• **DIRECTIVE**
How many lines of the data include the string "Think"? State the number and nothing else.

______

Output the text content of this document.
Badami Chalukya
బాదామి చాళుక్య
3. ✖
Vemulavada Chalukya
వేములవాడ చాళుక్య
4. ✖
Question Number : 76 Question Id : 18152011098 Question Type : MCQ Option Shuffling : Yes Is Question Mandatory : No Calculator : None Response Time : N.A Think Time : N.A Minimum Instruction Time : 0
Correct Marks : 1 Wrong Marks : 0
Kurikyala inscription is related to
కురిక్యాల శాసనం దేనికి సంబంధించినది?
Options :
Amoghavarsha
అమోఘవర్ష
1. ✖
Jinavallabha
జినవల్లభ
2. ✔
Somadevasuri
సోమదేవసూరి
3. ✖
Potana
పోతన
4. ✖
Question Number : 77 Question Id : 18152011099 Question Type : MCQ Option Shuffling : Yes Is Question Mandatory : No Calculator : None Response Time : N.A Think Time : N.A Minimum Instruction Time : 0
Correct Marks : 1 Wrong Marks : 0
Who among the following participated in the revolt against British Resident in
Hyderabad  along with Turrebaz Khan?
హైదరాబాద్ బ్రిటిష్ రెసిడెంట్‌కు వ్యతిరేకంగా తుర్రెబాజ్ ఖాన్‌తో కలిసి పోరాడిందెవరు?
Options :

______

• **SOLVED EXERCISE**
2